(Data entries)
########################################

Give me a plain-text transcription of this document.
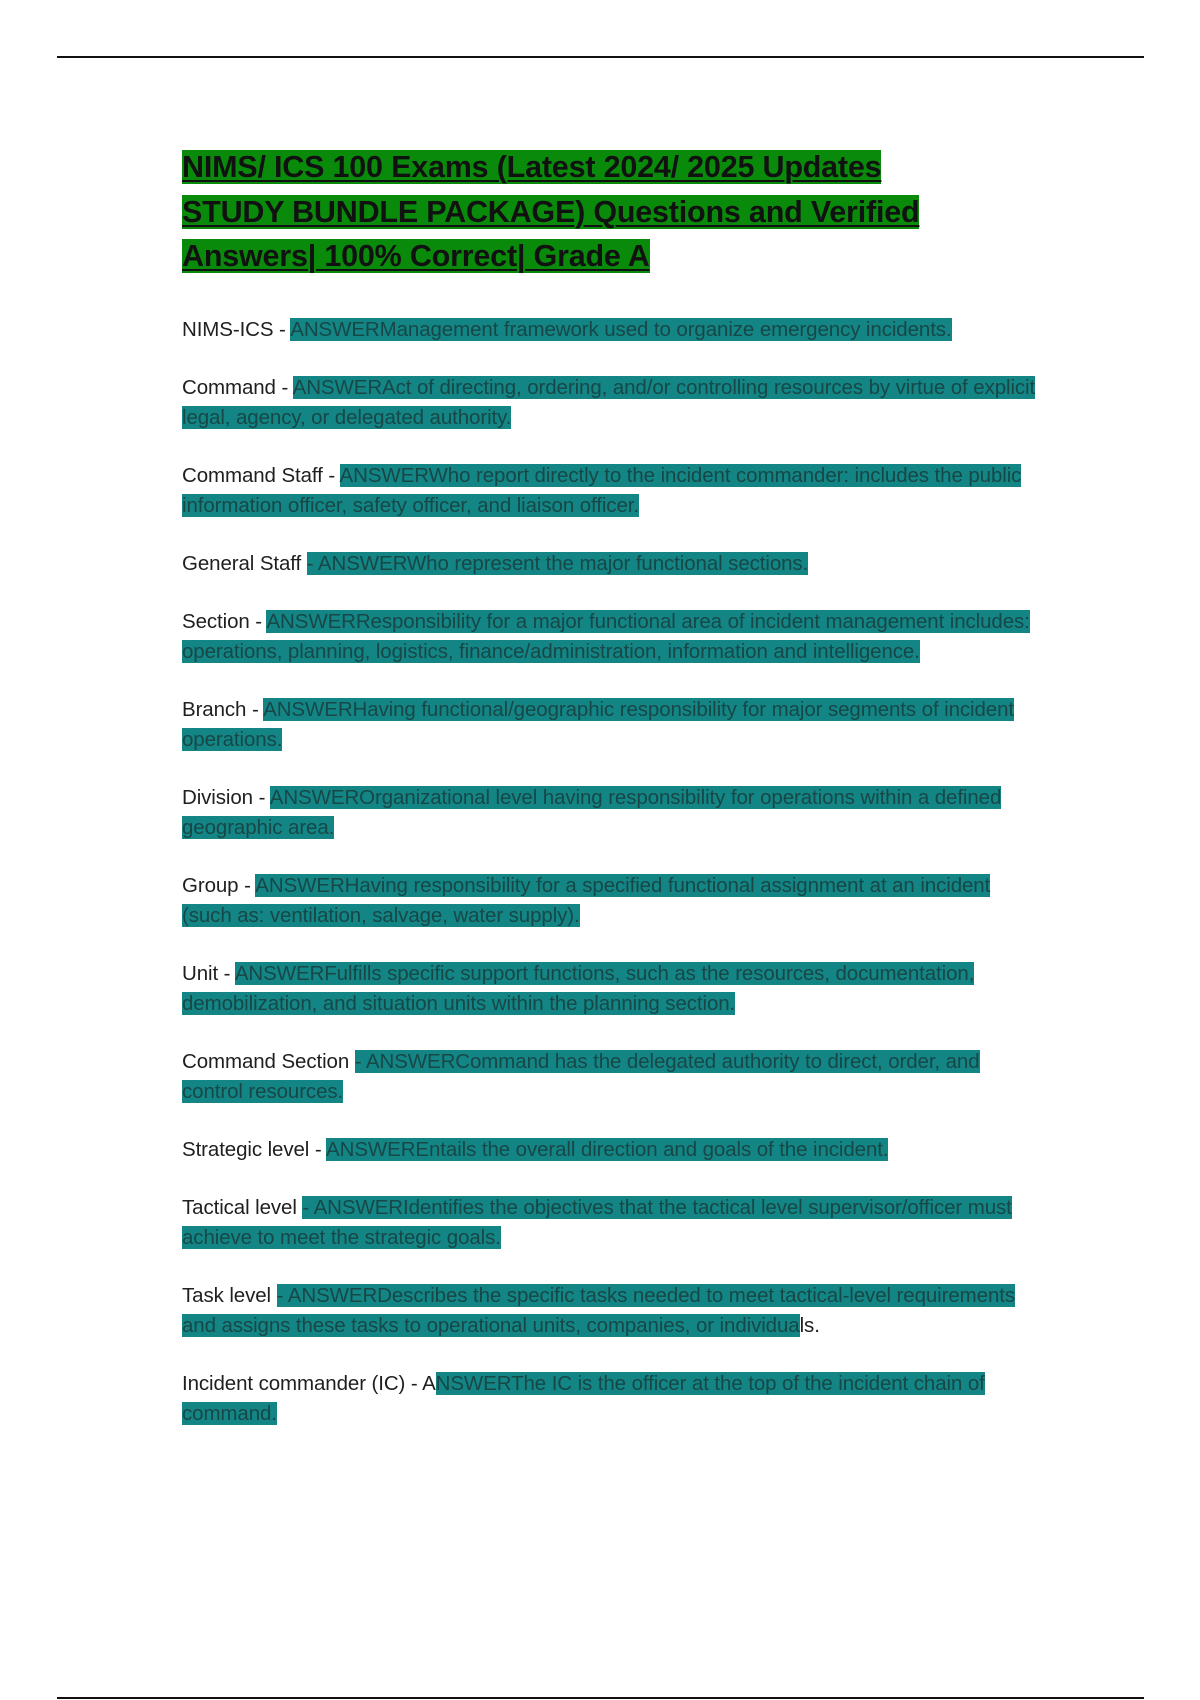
NIMS/ ICS 100 Exams (Latest 2024/ 2025 Updates STUDY BUNDLE PACKAGE) Questions and Verified Answers| 100% Correct| Grade A

NIMS-ICS - ANSWERManagement framework used to organize emergency incidents.

Command - ANSWERAct of directing, ordering, and/or controlling resources by virtue of explicit legal, agency, or delegated authority.

Command Staff - ANSWERWho report directly to the incident commander: includes the public information officer, safety officer, and liaison officer.

General Staff - ANSWERWho represent the major functional sections.

Section - ANSWERResponsibility for a major functional area of incident management includes: operations, planning, logistics, finance/administration, information and intelligence.

Branch - ANSWERHaving functional/geographic responsibility for major segments of incident operations.

Division - ANSWEROrganizational level having responsibility for operations within a defined geographic area.

Group - ANSWERHaving responsibility for a specified functional assignment at an incident (such as: ventilation, salvage, water supply).

Unit - ANSWERFulfills specific support functions, such as the resources, documentation, demobilization, and situation units within the planning section.

Command Section - ANSWERCommand has the delegated authority to direct, order, and control resources.

Strategic level - ANSWEREntails the overall direction and goals of the incident.

Tactical level - ANSWERIdentifies the objectives that the tactical level supervisor/officer must achieve to meet the strategic goals.

Task level - ANSWERDescribes the specific tasks needed to meet tactical-level requirements and assigns these tasks to operational units, companies, or individuals.

Incident commander (IC) - ANSWERThe IC is the officer at the top of the incident chain of command.
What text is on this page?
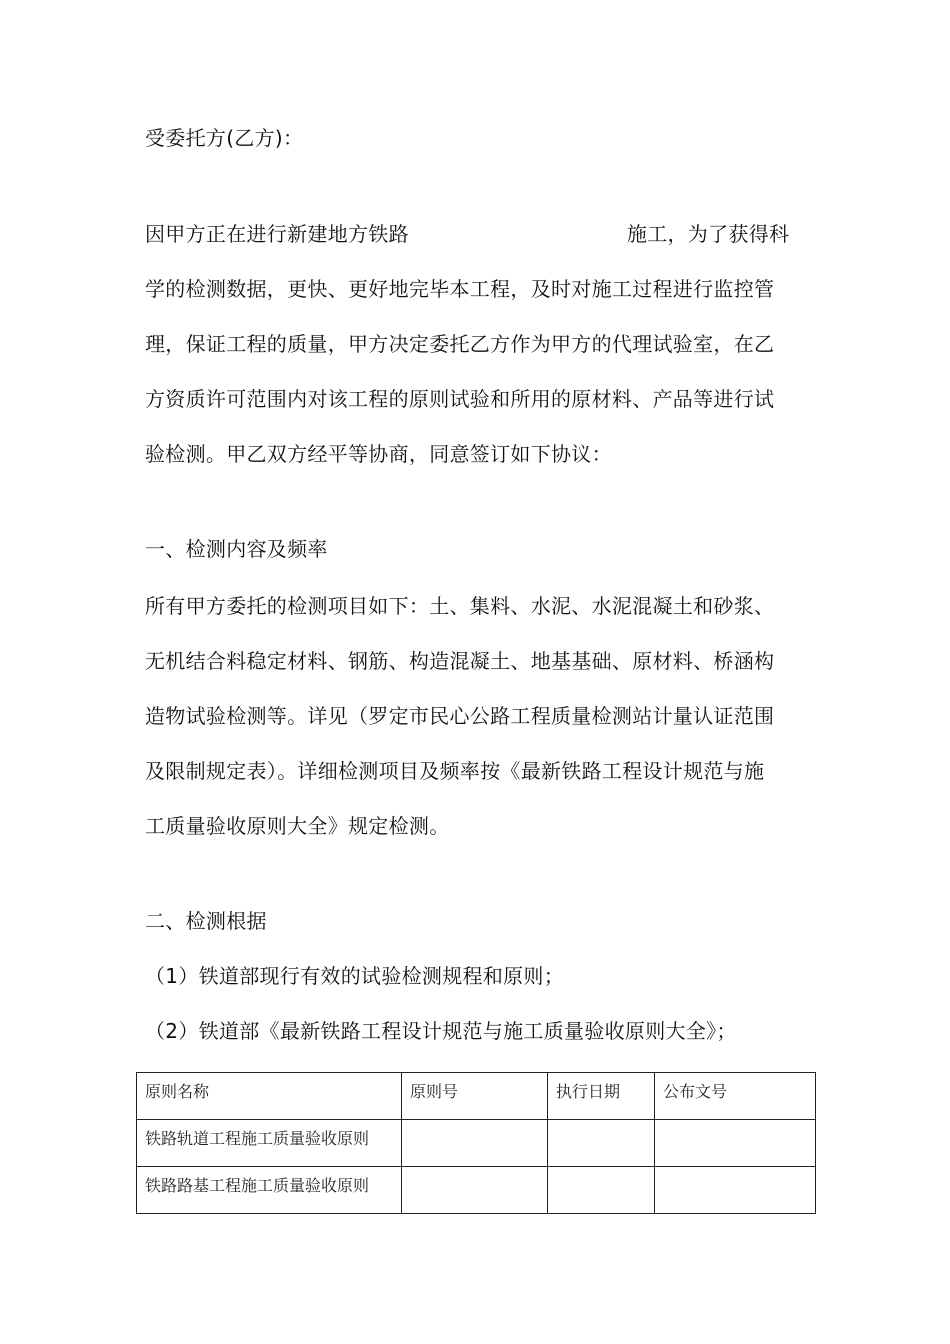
受委托方(乙方)：
因甲方正在进行新建地方铁路	施工，为了获得科
学的检测数据，更快、更好地完毕本工程，及时对施工过程进行监控管
理，保证工程的质量，甲方决定委托乙方作为甲方的代理试验室，在乙
方资质许可范围内对该工程的原则试验和所用的原材料、产品等进行试
验检测。甲乙双方经平等协商，同意签订如下协议：
一、检测内容及频率
所有甲方委托的检测项目如下：土、集料、水泥、水泥混凝土和砂浆、
无机结合料稳定材料、钢筋、构造混凝土、地基基础、原材料、桥涵构
造物试验检测等。详见（罗定市民心公路工程质量检测站计量认证范围
及限制规定表）。详细检测项目及频率按《最新铁路工程设计规范与施
工质量验收原则大全》规定检测。
二、检测根据
（1）铁道部现行有效的试验检测规程和原则；
（2）铁道部《最新铁路工程设计规范与施工质量验收原则大全》；
原则名称	原则号	执行日期	公布文号
铁路轨道工程施工质量验收原则			
铁路路基工程施工质量验收原则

########################################

Required task: With the pictures left out, transcribe the material exactly.

Solution:
Give me a plain-text transcription of this document.
NIMS/ ICS 100 Exams (Latest 2024/ 2025 Updates STUDY BUNDLE PACKAGE) Questions and Verified Answers| 100% Correct| Grade A

NIMS-ICS - ANSWERManagement framework used to organize emergency incidents.

Command - ANSWERAct of directing, ordering, and/or controlling resources by virtue of explicit legal, agency, or delegated authority.

Command Staff - ANSWERWho report directly to the incident commander: includes the public information officer, safety officer, and liaison officer.

General Staff - ANSWERWho represent the major functional sections.

Section - ANSWERResponsibility for a major functional area of incident management includes: operations, planning, logistics, finance/administration, information and intelligence.

Branch - ANSWERHaving functional/geographic responsibility for major segments of incident operations.

Division - ANSWEROrganizational level having responsibility for operations within a defined geographic area.

Group - ANSWERHaving responsibility for a specified functional assignment at an incident (such as: ventilation, salvage, water supply).

Unit - ANSWERFulfills specific support functions, such as the resources, documentation, demobilization, and situation units within the planning section.

Command Section - ANSWERCommand has the delegated authority to direct, order, and control resources.

Strategic level - ANSWEREntails the overall direction and goals of the incident.

Tactical level - ANSWERIdentifies the objectives that the tactical level supervisor/officer must achieve to meet the strategic goals.

Task level - ANSWERDescribes the specific tasks needed to meet tactical-level requirements and assigns these tasks to operational units, companies, or individuals.

Incident commander (IC) - ANSWERThe IC is the officer at the top of the incident chain of command.
What text is on this page?
受委托方(乙方)：
因甲方正在进行新建地方铁路	施工，为了获得科
学的检测数据，更快、更好地完毕本工程，及时对施工过程进行监控管
理，保证工程的质量，甲方决定委托乙方作为甲方的代理试验室，在乙
方资质许可范围内对该工程的原则试验和所用的原材料、产品等进行试
验检测。甲乙双方经平等协商，同意签订如下协议：
一、检测内容及频率
所有甲方委托的检测项目如下：土、集料、水泥、水泥混凝土和砂浆、
无机结合料稳定材料、钢筋、构造混凝土、地基基础、原材料、桥涵构
造物试验检测等。详见（罗定市民心公路工程质量检测站计量认证范围
及限制规定表）。详细检测项目及频率按《最新铁路工程设计规范与施
工质量验收原则大全》规定检测。
二、检测根据
（1）铁道部现行有效的试验检测规程和原则；
（2）铁道部《最新铁路工程设计规范与施工质量验收原则大全》；
原则名称	原则号	执行日期	公布文号
铁路轨道工程施工质量验收原则			
铁路路基工程施工质量验收原则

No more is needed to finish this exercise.